▶ **Task instructions**
Copy the material below character for character, starting at its first line and ending with the line that contains "- colorbar-segment: [853, 57, 932, 78]", including both of those lines.

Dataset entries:

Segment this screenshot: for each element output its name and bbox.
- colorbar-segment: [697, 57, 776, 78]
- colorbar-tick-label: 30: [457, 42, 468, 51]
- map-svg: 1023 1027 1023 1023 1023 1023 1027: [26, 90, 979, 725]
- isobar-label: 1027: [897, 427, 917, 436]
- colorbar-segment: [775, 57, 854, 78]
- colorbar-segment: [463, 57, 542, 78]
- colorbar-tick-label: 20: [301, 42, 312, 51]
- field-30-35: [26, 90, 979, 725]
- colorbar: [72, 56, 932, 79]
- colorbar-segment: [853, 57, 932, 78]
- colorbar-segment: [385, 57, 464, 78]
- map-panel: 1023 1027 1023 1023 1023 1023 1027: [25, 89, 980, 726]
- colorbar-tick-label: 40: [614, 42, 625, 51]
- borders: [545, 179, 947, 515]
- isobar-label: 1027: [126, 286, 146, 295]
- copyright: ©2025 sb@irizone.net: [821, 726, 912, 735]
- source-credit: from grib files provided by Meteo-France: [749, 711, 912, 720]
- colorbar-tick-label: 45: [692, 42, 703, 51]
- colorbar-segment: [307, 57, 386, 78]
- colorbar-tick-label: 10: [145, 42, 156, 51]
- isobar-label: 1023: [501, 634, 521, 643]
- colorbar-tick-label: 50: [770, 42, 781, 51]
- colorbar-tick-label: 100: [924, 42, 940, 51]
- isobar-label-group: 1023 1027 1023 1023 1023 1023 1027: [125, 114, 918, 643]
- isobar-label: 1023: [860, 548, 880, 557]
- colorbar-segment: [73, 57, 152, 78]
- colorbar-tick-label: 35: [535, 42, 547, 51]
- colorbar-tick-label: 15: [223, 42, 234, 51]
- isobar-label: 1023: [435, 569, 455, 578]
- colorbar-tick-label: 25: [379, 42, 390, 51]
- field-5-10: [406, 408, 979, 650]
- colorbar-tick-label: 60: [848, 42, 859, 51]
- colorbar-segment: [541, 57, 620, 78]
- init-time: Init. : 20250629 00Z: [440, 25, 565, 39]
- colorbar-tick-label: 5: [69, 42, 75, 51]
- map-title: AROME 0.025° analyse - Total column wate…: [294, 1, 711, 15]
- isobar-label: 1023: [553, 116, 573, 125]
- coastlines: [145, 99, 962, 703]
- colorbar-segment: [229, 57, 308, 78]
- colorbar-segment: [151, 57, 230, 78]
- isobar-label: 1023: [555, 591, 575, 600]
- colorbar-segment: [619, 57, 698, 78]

▶ **Answer for the task**
Segment this screenshot: for each element output its name and bbox.
- colorbar-segment: [697, 57, 776, 78]
- colorbar-tick-label: 30: [457, 42, 468, 51]
- map-svg: 1023 1027 1023 1023 1023 1023 1027: [26, 90, 979, 725]
- isobar-label: 1027: [897, 427, 917, 436]
- colorbar-segment: [775, 57, 854, 78]
- colorbar-segment: [463, 57, 542, 78]
- colorbar-tick-label: 20: [301, 42, 312, 51]
- field-30-35: [26, 90, 979, 725]
- colorbar: [72, 56, 932, 79]
- colorbar-segment: [853, 57, 932, 78]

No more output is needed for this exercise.